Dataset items
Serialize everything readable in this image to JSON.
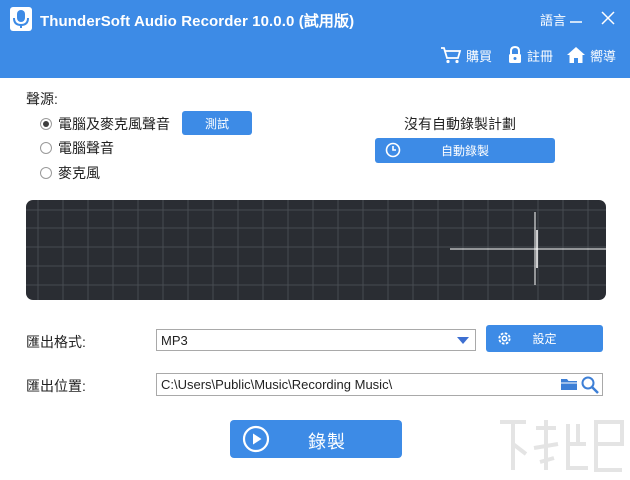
{
  "window": {
    "title": "ThunderSoft Audio Recorder 10.0.0 (試用版)",
    "language_label": "語言",
    "minimize_icon": "minimize-icon",
    "close_icon": "close-icon",
    "app_icon": "microphone-icon"
  },
  "header_actions": [
    {
      "label": "購買",
      "icon": "cart-icon"
    },
    {
      "label": "註冊",
      "icon": "lock-icon"
    },
    {
      "label": "嚮導",
      "icon": "home-icon"
    }
  ],
  "source": {
    "label": "聲源:",
    "options": [
      {
        "label": "電腦及麥克風聲音",
        "checked": true
      },
      {
        "label": "電腦聲音",
        "checked": false
      },
      {
        "label": "麥克風",
        "checked": false
      }
    ],
    "test_button": "測試"
  },
  "schedule": {
    "status_text": "沒有自動錄製計劃",
    "auto_button": "自動錄製",
    "icon": "clock-icon"
  },
  "output": {
    "format_label": "匯出格式:",
    "format_value": "MP3",
    "settings_button": "設定",
    "settings_icon": "gear-icon",
    "location_label": "匯出位置:",
    "location_value": "C:\\Users\\Public\\Music\\Recording Music\\",
    "folder_icon": "folder-icon",
    "search_icon": "search-icon"
  },
  "record": {
    "label": "錄製",
    "icon": "play-circle-icon"
  },
  "colors": {
    "accent": "#3d8be6",
    "visualizer_bg": "#2a2d33",
    "grid": "#4a4e55"
  }
}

Aim of the exercise => From the material above, copy everything exactly but the pictures.

Complete output =>
Serialize everything readable in this image to JSON.
{
  "window": {
    "title": "ThunderSoft Audio Recorder 10.0.0 (試用版)",
    "language_label": "語言",
    "minimize_icon": "minimize-icon",
    "close_icon": "close-icon",
    "app_icon": "microphone-icon"
  },
  "header_actions": [
    {
      "label": "購買",
      "icon": "cart-icon"
    },
    {
      "label": "註冊",
      "icon": "lock-icon"
    },
    {
      "label": "嚮導",
      "icon": "home-icon"
    }
  ],
  "source": {
    "label": "聲源:",
    "options": [
      {
        "label": "電腦及麥克風聲音",
        "checked": true
      },
      {
        "label": "電腦聲音",
        "checked": false
      },
      {
        "label": "麥克風",
        "checked": false
      }
    ],
    "test_button": "測試"
  },
  "schedule": {
    "status_text": "沒有自動錄製計劃",
    "auto_button": "自動錄製",
    "icon": "clock-icon"
  },
  "output": {
    "format_label": "匯出格式:",
    "format_value": "MP3",
    "settings_button": "設定",
    "settings_icon": "gear-icon",
    "location_label": "匯出位置:",
    "location_value": "C:\\Users\\Public\\Music\\Recording Music\\",
    "folder_icon": "folder-icon",
    "search_icon": "search-icon"
  },
  "record": {
    "label": "錄製",
    "icon": "play-circle-icon"
  },
  "colors": {
    "accent": "#3d8be6",
    "visualizer_bg": "#2a2d33",
    "grid": "#4a4e55"
  }
}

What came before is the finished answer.